===== DATASET ROWS

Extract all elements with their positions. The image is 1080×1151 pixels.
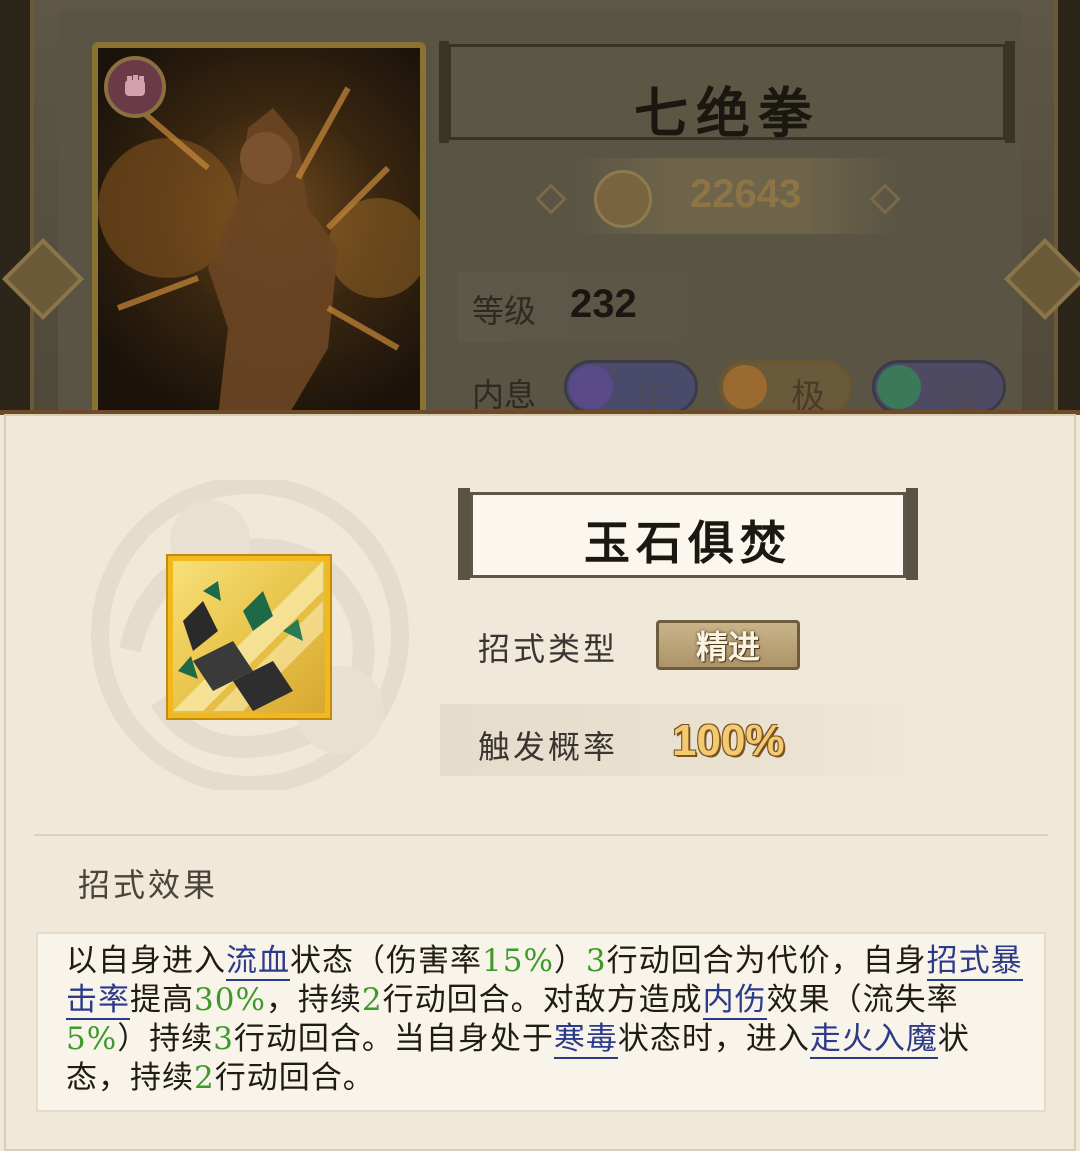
probability-value: 100% bbox=[672, 716, 785, 765]
title-bracket-right bbox=[906, 488, 918, 580]
effect-number: 2 bbox=[194, 1060, 215, 1096]
inner-pill-1[interactable]: 中 bbox=[564, 360, 698, 417]
probability-label: 触发概率 bbox=[478, 728, 619, 766]
ornament-icon bbox=[535, 183, 567, 215]
inner-pill-3[interactable]: 强 bbox=[872, 360, 1006, 417]
title-bracket-left bbox=[458, 488, 470, 580]
effect-number: 30% bbox=[194, 982, 266, 1018]
sword-emblem-icon bbox=[594, 170, 652, 228]
keyword-link-internal-injury[interactable]: 内伤 bbox=[702, 982, 767, 1020]
effect-text: 行动回合。 bbox=[214, 1060, 375, 1096]
type-label: 招式类型 bbox=[478, 630, 619, 668]
skill-icon bbox=[166, 554, 332, 720]
effect-text: 效果（流失率 bbox=[766, 982, 959, 1018]
section-divider bbox=[34, 834, 1048, 836]
level-label: 等级 bbox=[472, 292, 537, 330]
effect-number: 5% bbox=[66, 1021, 118, 1057]
effect-text: ） bbox=[553, 943, 586, 979]
moon-icon bbox=[569, 365, 613, 409]
effect-text: 以自身进入 bbox=[66, 943, 226, 979]
effect-number: 3 bbox=[585, 943, 607, 979]
effect-section-label: 招式效果 bbox=[78, 866, 219, 904]
effect-text: 状态（伤害率 bbox=[290, 943, 482, 979]
effect-text: 行动回合。当自身处于 bbox=[233, 1021, 554, 1057]
hero-name: 七绝拳 bbox=[634, 81, 820, 145]
effect-number: 15% bbox=[482, 943, 554, 979]
power-value: 22643 bbox=[690, 172, 802, 216]
effect-text: 状态时，进入 bbox=[617, 1021, 810, 1057]
fist-icon bbox=[104, 56, 166, 118]
sun-icon bbox=[723, 365, 767, 409]
type-badge: 精进 bbox=[656, 620, 800, 670]
effect-text: 提高 bbox=[130, 982, 194, 1018]
keyword-link-qi-deviation[interactable]: 走火入魔 bbox=[809, 1021, 938, 1059]
effect-text: ，持续 bbox=[265, 982, 362, 1018]
keyword-link-cold-poison[interactable]: 寒毒 bbox=[553, 1021, 618, 1059]
skill-title: 玉石俱焚 bbox=[584, 516, 792, 570]
ring-icon bbox=[877, 365, 921, 409]
skill-title-box: 玉石俱焚 bbox=[470, 492, 906, 578]
level-value: 232 bbox=[570, 282, 637, 326]
effect-text: 行动回合。对敌方造成 bbox=[382, 982, 703, 1018]
effect-description: 以自身进入流血状态（伤害率15%）3行动回合为代价，自身招式暴击率提高30%，持… bbox=[66, 942, 1026, 1098]
effect-text: 行动回合为代价，自身 bbox=[606, 943, 927, 979]
hero-name-box: 七绝拳 bbox=[439, 41, 1015, 145]
power-row: 22643 bbox=[470, 158, 990, 234]
keyword-link-bleed[interactable]: 流血 bbox=[226, 943, 290, 981]
effect-text: ）持续 bbox=[117, 1021, 214, 1057]
effect-number: 3 bbox=[213, 1021, 234, 1057]
effect-number: 2 bbox=[361, 982, 383, 1018]
inner-pill-2[interactable]: 极 bbox=[718, 360, 852, 417]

==========

- TASK TO COMPLETE: Return every line from the items above that contains the string "skill".

- SOLUTION:
skill-icon bbox=[166, 554, 332, 720]
skill-title: 玉石俱焚 bbox=[584, 516, 792, 570]
skill-title-box: 玉石俱焚 bbox=[470, 492, 906, 578]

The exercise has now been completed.